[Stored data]
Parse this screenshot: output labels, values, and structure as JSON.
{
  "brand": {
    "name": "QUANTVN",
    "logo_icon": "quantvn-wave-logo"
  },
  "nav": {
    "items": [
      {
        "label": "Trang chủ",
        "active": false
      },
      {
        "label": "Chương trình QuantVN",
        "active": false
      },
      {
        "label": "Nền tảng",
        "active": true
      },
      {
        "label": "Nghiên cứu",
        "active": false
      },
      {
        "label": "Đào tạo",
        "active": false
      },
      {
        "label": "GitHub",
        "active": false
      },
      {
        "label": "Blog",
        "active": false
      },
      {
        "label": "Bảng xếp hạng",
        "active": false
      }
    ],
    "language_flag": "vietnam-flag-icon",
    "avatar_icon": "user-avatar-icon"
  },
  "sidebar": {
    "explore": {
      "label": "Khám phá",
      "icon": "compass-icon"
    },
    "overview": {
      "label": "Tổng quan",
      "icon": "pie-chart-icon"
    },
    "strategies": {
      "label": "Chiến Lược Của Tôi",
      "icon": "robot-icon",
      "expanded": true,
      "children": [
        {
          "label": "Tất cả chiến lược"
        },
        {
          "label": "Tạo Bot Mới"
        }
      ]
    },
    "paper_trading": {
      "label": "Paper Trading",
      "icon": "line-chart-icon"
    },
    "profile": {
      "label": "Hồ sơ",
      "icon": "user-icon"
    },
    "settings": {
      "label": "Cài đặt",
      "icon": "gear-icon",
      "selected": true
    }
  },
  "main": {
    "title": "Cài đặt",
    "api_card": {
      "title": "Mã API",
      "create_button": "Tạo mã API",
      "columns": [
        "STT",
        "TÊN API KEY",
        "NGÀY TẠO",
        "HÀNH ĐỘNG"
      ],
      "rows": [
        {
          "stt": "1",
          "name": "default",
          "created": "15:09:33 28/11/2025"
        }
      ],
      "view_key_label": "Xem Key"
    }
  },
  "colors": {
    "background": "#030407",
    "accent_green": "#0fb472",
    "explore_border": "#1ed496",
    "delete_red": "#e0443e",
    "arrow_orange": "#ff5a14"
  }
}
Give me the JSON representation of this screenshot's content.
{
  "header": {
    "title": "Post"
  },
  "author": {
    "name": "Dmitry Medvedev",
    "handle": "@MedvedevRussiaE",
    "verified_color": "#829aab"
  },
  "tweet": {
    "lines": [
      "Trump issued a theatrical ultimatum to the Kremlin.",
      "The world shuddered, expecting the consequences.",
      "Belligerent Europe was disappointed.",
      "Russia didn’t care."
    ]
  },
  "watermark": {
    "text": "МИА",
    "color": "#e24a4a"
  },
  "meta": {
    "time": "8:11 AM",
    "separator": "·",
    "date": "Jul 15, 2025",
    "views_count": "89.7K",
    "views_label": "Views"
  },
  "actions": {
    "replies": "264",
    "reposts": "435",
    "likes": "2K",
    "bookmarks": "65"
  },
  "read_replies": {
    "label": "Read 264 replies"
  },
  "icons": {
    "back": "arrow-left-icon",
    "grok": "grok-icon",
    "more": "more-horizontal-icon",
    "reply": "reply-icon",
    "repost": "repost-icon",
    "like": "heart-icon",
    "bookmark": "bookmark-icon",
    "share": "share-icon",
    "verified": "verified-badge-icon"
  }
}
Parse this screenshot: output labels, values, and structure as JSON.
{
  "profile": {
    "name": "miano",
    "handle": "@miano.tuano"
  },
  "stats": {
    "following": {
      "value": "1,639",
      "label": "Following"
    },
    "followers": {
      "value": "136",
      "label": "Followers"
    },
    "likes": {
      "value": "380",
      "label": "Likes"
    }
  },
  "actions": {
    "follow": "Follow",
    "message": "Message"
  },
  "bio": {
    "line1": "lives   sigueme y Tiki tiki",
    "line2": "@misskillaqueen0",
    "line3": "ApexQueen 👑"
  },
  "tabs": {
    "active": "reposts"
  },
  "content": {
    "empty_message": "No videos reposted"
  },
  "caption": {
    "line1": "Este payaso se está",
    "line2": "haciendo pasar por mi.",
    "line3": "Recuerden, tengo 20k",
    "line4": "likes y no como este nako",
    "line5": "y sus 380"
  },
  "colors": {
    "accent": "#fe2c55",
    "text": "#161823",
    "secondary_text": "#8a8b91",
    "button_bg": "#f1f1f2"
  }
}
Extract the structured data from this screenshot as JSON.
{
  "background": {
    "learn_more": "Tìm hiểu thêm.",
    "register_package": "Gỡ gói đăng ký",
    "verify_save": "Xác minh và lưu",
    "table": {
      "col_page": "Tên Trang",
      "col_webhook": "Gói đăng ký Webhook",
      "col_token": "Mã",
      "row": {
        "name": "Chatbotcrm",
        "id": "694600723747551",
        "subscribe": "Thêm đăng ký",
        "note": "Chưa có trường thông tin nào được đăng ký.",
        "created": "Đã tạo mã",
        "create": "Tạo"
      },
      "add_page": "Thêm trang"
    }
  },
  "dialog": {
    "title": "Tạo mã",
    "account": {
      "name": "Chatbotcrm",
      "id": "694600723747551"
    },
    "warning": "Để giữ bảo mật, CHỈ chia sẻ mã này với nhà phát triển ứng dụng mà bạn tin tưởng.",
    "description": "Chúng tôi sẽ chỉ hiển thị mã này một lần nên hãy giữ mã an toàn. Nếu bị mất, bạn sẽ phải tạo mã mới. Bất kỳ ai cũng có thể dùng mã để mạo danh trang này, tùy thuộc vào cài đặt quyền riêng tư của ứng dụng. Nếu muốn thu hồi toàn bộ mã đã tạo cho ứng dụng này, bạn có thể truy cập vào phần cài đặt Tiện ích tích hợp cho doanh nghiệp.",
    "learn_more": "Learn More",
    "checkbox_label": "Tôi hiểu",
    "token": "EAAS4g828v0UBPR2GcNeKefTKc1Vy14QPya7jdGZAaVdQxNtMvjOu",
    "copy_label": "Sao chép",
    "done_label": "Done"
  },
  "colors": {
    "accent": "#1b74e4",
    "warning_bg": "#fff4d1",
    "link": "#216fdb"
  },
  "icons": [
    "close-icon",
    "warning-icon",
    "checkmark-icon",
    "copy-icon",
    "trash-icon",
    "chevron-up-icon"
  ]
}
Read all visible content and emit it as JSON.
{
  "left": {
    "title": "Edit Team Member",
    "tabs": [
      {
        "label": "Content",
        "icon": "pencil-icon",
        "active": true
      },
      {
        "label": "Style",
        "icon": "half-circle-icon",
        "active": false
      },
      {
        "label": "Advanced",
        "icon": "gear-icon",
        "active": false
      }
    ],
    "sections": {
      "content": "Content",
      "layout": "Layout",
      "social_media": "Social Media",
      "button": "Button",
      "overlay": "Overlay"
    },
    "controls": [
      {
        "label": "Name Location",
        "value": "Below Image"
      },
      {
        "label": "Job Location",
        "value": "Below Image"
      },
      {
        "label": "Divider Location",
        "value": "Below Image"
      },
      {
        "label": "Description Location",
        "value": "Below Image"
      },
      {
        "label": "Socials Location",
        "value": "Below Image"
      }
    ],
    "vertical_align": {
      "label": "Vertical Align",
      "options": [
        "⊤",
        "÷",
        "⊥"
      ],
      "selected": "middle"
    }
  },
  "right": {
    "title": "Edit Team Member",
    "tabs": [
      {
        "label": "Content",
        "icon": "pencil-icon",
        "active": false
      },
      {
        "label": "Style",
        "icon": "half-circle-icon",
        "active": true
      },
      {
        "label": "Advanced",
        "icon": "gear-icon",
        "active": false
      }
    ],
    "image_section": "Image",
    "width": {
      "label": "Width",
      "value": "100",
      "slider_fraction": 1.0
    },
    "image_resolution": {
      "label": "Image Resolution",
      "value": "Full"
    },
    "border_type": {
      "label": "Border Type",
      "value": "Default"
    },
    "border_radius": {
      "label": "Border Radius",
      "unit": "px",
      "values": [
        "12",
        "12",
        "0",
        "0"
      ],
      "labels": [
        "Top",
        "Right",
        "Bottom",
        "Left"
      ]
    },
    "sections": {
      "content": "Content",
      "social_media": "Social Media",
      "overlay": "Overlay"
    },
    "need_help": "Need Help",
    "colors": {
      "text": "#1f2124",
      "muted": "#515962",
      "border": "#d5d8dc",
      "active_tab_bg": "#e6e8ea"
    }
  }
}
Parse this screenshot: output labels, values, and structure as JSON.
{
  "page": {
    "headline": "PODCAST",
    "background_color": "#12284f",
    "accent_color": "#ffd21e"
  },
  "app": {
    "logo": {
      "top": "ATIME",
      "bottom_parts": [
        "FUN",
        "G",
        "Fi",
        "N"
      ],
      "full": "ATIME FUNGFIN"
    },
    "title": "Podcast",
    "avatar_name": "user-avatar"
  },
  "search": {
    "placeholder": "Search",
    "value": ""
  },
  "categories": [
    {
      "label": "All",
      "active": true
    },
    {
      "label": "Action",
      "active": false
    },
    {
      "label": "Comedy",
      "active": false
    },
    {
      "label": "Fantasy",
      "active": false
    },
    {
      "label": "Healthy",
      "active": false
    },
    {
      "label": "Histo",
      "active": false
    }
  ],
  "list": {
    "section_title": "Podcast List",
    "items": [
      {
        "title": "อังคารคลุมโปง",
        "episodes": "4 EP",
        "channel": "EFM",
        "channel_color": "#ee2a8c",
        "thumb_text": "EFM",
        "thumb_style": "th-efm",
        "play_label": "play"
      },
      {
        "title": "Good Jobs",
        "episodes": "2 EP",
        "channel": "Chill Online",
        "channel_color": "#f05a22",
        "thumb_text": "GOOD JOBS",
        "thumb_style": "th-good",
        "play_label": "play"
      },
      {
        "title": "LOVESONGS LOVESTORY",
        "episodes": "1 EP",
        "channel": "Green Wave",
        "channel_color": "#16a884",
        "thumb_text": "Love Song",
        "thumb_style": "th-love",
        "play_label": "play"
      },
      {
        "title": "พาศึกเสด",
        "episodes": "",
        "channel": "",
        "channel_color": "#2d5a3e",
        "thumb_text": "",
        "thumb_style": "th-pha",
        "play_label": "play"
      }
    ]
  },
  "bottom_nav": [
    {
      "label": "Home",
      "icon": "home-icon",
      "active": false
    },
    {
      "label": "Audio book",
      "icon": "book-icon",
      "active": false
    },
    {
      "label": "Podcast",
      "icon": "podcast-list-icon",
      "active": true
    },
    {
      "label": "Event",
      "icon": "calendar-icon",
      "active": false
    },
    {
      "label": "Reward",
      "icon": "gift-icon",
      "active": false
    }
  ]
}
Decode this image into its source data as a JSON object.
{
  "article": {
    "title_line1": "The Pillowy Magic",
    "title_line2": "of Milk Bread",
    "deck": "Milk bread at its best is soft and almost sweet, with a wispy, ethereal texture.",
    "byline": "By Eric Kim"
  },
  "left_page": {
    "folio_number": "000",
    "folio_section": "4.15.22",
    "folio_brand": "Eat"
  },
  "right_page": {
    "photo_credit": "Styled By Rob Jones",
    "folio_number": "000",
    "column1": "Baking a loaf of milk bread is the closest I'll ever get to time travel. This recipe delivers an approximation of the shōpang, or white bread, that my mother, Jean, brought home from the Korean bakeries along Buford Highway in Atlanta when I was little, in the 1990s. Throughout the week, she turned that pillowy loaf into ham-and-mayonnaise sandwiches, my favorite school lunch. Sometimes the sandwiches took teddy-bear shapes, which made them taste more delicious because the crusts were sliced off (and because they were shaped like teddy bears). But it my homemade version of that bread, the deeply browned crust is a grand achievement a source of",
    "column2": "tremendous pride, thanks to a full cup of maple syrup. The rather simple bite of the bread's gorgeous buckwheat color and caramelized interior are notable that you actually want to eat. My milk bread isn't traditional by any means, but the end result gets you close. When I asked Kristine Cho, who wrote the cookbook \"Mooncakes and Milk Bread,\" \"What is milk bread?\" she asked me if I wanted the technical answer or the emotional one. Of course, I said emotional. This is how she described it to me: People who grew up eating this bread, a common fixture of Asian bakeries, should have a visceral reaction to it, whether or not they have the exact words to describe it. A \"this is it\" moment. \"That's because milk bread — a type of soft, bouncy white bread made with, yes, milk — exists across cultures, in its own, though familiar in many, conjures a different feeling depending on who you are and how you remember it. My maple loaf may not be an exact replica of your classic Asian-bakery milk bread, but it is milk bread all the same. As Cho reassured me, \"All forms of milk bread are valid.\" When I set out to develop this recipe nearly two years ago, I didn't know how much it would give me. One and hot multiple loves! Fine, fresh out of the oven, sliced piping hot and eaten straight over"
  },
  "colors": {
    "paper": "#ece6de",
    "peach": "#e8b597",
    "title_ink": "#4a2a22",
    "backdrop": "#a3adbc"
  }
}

TASK TO COMPLETE »
Report the number of lines in the listing where the string "from" appears, and nothing besides.

EXPECTED ANSWER »
2